Given request = The records below are to be copied word for word, with every picture left out.
======== Given data ========
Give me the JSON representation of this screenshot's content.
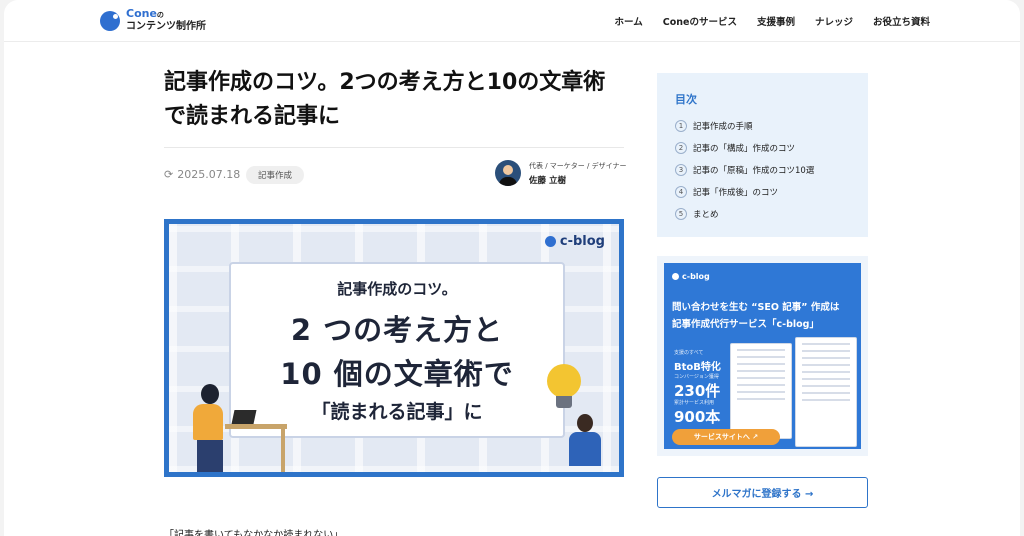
{
  "header": {
    "logo_brand": "Cone",
    "logo_suffix": "の",
    "logo_sub": "コンテンツ制作所",
    "nav": [
      "ホーム",
      "Coneのサービス",
      "支援事例",
      "ナレッジ",
      "お役立ち資料"
    ]
  },
  "article": {
    "title": "記事作成のコツ。2つの考え方と10の文章術で読まれる記事に",
    "date": "2025.07.18",
    "tag": "記事作成",
    "author_role": "代表 / マーケター / デザイナー",
    "author_name": "佐藤 立樹",
    "body_first_line": "「記事を書いてもなかなか読まれない」"
  },
  "hero": {
    "brand": "c-blog",
    "line1": "記事作成のコツ。",
    "line2": "2 つの考え方と",
    "line3": "10 個の文章術で",
    "line4": "「読まれる記事」に"
  },
  "toc": {
    "title": "目次",
    "items": [
      {
        "num": "1",
        "label": "記事作成の手順"
      },
      {
        "num": "2",
        "label": "記事の「構成」作成のコツ"
      },
      {
        "num": "3",
        "label": "記事の「原稿」作成のコツ10選"
      },
      {
        "num": "4",
        "label": "記事「作成後」のコツ"
      },
      {
        "num": "5",
        "label": "まとめ"
      }
    ]
  },
  "ad": {
    "brand": "c-blog",
    "headline1": "問い合わせを生む “SEO 記事” 作成は",
    "headline2": "記事作成代行サービス「c-blog」",
    "stats": [
      {
        "caption": "支援のすべて",
        "value": "BtoB特化"
      },
      {
        "caption": "コンバージョン獲得",
        "value": "230件"
      },
      {
        "caption": "累計サービス利用",
        "value": "900本"
      }
    ],
    "button": "サービスサイトへ ↗"
  },
  "newsletter_button": "メルマガに登録する →",
  "colors": {
    "accent": "#2e74c9",
    "toc_bg": "#e9f2fb",
    "cta_orange": "#f0a03a"
  }
}
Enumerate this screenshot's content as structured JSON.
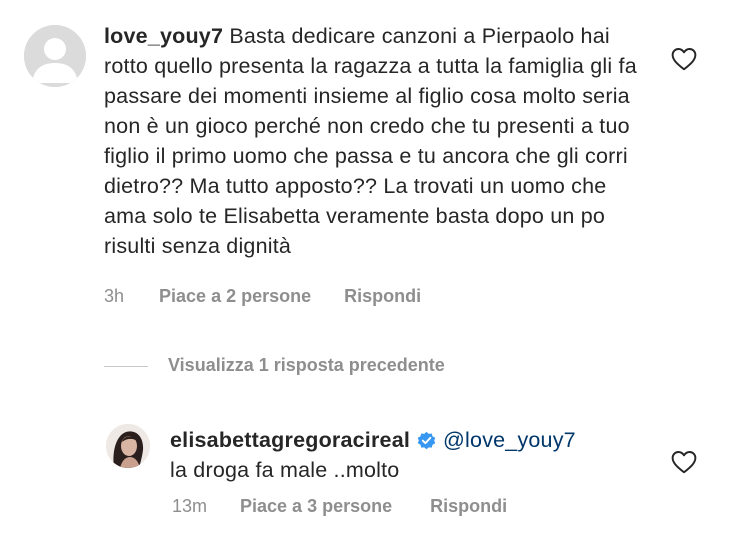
{
  "comment": {
    "username": "love_youy7",
    "text": "Basta dedicare canzoni a Pierpaolo hai rotto quello presenta la ragazza a tutta la famiglia gli fa passare dei momenti insieme al figlio cosa molto seria non è un gioco perché non credo che tu presenti a tuo figlio il primo uomo che passa e tu ancora che gli corri dietro?? Ma tutto apposto?? La trovati un uomo che ama solo te Elisabetta veramente basta dopo un po risulti senza dignità",
    "time": "3h",
    "likes": "Piace a 2 persone",
    "reply_label": "Rispondi"
  },
  "view_replies": "Visualizza 1 risposta precedente",
  "reply": {
    "username": "elisabettagregoracireal",
    "mention": "@love_youy7",
    "text": "la droga fa male ..molto",
    "time": "13m",
    "likes": "Piace a 3 persone",
    "reply_label": "Rispondi"
  },
  "icons": {
    "heart": "heart-outline-icon",
    "verified": "verified-badge-icon"
  },
  "colors": {
    "text": "#262626",
    "secondary": "#8e8e8e",
    "verified": "#3897f0",
    "mention": "#00376b"
  }
}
========
Output below =
Give me the JSON representation of this screenshot's content.
{
  "header": {
    "logo_brand": "Cone",
    "logo_suffix": "の",
    "logo_sub": "コンテンツ制作所",
    "nav": [
      "ホーム",
      "Coneのサービス",
      "支援事例",
      "ナレッジ",
      "お役立ち資料"
    ]
  },
  "article": {
    "title": "記事作成のコツ。2つの考え方と10の文章術で読まれる記事に",
    "date": "2025.07.18",
    "tag": "記事作成",
    "author_role": "代表 / マーケター / デザイナー",
    "author_name": "佐藤 立樹",
    "body_first_line": "「記事を書いてもなかなか読まれない」"
  },
  "hero": {
    "brand": "c-blog",
    "line1": "記事作成のコツ。",
    "line2": "2 つの考え方と",
    "line3": "10 個の文章術で",
    "line4": "「読まれる記事」に"
  },
  "toc": {
    "title": "目次",
    "items": [
      {
        "num": "1",
        "label": "記事作成の手順"
      },
      {
        "num": "2",
        "label": "記事の「構成」作成のコツ"
      },
      {
        "num": "3",
        "label": "記事の「原稿」作成のコツ10選"
      },
      {
        "num": "4",
        "label": "記事「作成後」のコツ"
      },
      {
        "num": "5",
        "label": "まとめ"
      }
    ]
  },
  "ad": {
    "brand": "c-blog",
    "headline1": "問い合わせを生む “SEO 記事” 作成は",
    "headline2": "記事作成代行サービス「c-blog」",
    "stats": [
      {
        "caption": "支援のすべて",
        "value": "BtoB特化"
      },
      {
        "caption": "コンバージョン獲得",
        "value": "230件"
      },
      {
        "caption": "累計サービス利用",
        "value": "900本"
      }
    ],
    "button": "サービスサイトへ ↗"
  },
  "newsletter_button": "メルマガに登録する →",
  "colors": {
    "accent": "#2e74c9",
    "toc_bg": "#e9f2fb",
    "cta_orange": "#f0a03a"
  }
}
Enumerate this screenshot's content as structured JSON.
{
  "comment": {
    "username": "love_youy7",
    "text": "Basta dedicare canzoni a Pierpaolo hai rotto quello presenta la ragazza a tutta la famiglia gli fa passare dei momenti insieme al figlio cosa molto seria non è un gioco perché non credo che tu presenti a tuo figlio il primo uomo che passa e tu ancora che gli corri dietro?? Ma tutto apposto?? La trovati un uomo che ama solo te Elisabetta veramente basta dopo un po risulti senza dignità",
    "time": "3h",
    "likes": "Piace a 2 persone",
    "reply_label": "Rispondi"
  },
  "view_replies": "Visualizza 1 risposta precedente",
  "reply": {
    "username": "elisabettagregoracireal",
    "mention": "@love_youy7",
    "text": "la droga fa male ..molto",
    "time": "13m",
    "likes": "Piace a 3 persone",
    "reply_label": "Rispondi"
  },
  "icons": {
    "heart": "heart-outline-icon",
    "verified": "verified-badge-icon"
  },
  "colors": {
    "text": "#262626",
    "secondary": "#8e8e8e",
    "verified": "#3897f0",
    "mention": "#00376b"
  }
}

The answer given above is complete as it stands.